- _Records for the task_
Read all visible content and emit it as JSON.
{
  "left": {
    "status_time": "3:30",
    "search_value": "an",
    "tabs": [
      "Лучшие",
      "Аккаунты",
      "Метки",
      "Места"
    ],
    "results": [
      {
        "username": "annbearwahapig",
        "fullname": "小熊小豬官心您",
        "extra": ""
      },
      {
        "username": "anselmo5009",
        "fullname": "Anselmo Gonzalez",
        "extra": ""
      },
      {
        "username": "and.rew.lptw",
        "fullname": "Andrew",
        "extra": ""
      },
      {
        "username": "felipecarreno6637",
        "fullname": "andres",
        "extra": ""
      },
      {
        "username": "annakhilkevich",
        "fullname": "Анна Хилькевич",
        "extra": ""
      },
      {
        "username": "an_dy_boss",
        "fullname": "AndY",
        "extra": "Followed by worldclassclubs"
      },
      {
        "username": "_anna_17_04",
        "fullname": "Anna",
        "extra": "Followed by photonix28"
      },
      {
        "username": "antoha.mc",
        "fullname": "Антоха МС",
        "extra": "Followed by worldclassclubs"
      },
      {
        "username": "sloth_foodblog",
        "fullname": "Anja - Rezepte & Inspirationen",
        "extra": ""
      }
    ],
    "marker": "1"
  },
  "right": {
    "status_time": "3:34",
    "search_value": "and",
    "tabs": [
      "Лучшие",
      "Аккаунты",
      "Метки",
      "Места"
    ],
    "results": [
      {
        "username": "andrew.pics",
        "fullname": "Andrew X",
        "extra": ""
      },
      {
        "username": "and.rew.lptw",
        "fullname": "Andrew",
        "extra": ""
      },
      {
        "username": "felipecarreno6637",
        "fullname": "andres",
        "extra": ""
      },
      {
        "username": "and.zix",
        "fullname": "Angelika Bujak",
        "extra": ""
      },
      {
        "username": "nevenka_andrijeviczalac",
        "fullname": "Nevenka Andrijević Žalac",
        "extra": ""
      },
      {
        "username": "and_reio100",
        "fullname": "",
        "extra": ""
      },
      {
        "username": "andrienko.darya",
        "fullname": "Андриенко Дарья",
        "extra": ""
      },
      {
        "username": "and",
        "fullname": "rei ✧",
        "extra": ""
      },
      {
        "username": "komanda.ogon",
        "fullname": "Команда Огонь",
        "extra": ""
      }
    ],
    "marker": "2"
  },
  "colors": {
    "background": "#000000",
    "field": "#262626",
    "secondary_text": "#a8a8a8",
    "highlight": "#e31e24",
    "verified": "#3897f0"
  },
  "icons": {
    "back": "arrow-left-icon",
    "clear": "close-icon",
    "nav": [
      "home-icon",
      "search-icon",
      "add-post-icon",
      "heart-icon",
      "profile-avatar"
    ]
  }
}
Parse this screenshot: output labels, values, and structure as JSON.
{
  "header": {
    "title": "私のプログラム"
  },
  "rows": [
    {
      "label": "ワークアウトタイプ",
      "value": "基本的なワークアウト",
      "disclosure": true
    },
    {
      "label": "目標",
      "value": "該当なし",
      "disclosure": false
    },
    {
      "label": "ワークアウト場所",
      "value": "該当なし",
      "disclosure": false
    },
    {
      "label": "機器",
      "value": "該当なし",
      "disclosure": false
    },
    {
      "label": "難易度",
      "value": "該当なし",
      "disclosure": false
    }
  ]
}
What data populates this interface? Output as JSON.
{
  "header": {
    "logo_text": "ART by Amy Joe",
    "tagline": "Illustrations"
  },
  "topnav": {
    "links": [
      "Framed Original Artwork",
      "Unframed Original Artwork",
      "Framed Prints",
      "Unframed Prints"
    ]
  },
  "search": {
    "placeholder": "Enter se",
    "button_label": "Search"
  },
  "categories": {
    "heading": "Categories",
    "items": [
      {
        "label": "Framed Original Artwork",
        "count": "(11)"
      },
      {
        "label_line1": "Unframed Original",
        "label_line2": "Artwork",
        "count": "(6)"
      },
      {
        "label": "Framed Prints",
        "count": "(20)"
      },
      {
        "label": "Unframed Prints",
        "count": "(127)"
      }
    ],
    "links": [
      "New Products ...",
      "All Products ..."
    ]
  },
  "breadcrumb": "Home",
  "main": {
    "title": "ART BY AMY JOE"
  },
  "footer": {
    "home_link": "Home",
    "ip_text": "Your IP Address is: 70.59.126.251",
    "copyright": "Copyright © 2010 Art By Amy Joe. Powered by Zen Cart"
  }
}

- _Goal_
Return each line with "JSON".

- _Exercise response_
Read all visible content and emit it as JSON.
Parse this screenshot: output labels, values, and structure as JSON.
What data populates this interface? Output as JSON.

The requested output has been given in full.